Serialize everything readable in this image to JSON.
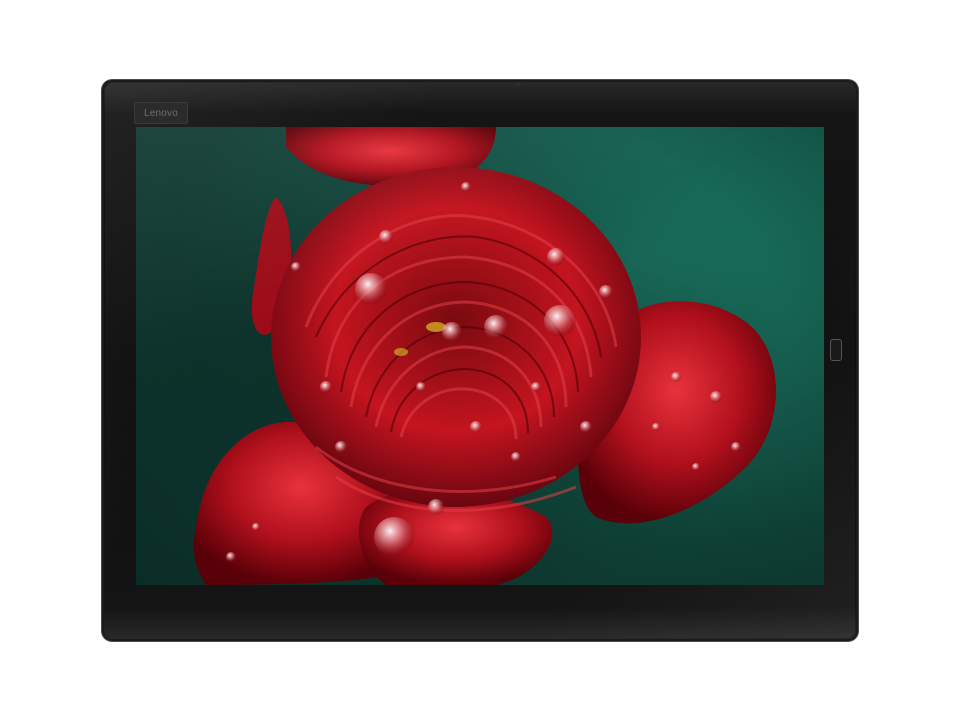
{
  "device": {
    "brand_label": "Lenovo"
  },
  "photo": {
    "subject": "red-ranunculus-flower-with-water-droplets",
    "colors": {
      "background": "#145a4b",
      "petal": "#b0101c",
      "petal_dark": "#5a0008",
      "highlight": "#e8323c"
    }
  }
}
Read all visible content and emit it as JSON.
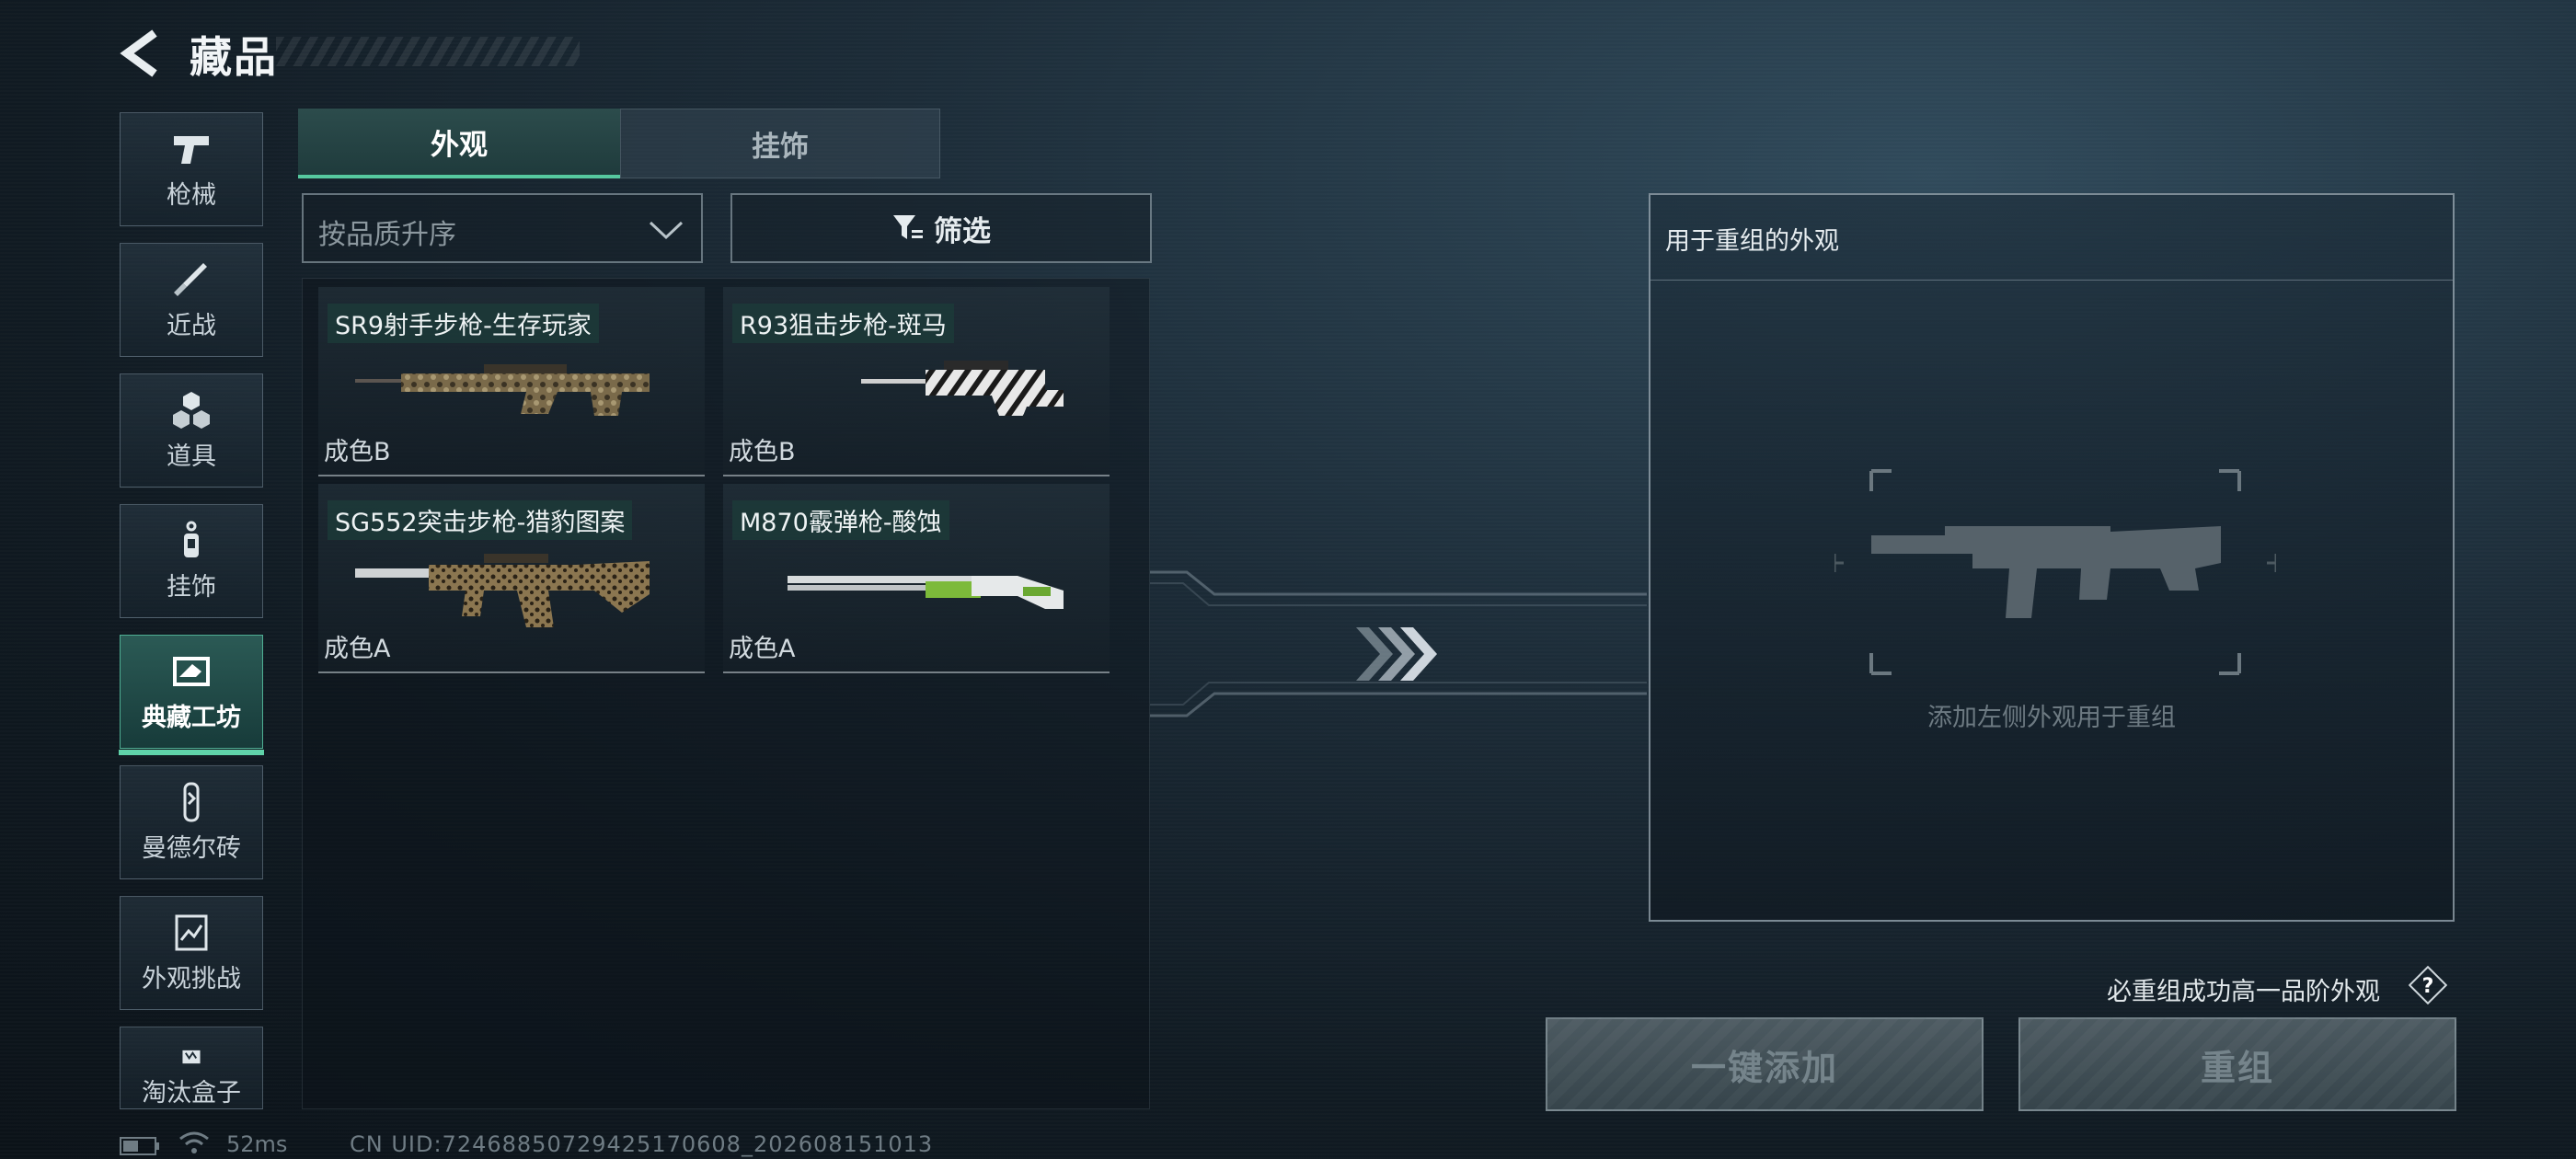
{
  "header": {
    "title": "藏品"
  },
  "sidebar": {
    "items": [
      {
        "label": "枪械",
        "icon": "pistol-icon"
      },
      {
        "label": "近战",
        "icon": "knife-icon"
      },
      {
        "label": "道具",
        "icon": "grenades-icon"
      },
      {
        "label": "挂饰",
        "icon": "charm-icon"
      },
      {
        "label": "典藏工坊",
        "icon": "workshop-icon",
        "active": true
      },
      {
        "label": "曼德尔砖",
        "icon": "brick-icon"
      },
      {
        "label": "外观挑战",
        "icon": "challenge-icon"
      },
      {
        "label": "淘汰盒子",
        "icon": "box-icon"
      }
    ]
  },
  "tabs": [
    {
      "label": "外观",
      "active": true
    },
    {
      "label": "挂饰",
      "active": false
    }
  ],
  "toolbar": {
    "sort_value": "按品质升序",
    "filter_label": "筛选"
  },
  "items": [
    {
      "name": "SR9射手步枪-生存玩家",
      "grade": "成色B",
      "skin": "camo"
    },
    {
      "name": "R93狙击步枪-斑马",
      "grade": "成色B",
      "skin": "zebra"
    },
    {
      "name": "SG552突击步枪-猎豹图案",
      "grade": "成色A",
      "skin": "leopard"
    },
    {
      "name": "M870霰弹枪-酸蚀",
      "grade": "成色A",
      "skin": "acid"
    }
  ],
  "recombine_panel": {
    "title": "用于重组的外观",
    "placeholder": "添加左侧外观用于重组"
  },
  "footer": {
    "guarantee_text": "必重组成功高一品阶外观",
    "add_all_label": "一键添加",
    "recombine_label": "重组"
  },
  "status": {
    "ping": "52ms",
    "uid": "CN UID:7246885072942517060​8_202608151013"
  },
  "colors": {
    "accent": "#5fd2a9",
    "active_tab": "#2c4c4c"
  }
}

• **Brief**: Where a line above contains the string "JSON", copy that line.

• **Correct answer**:
Serialize everything readable in this image to JSON.
Read all visible content and emit it as JSON.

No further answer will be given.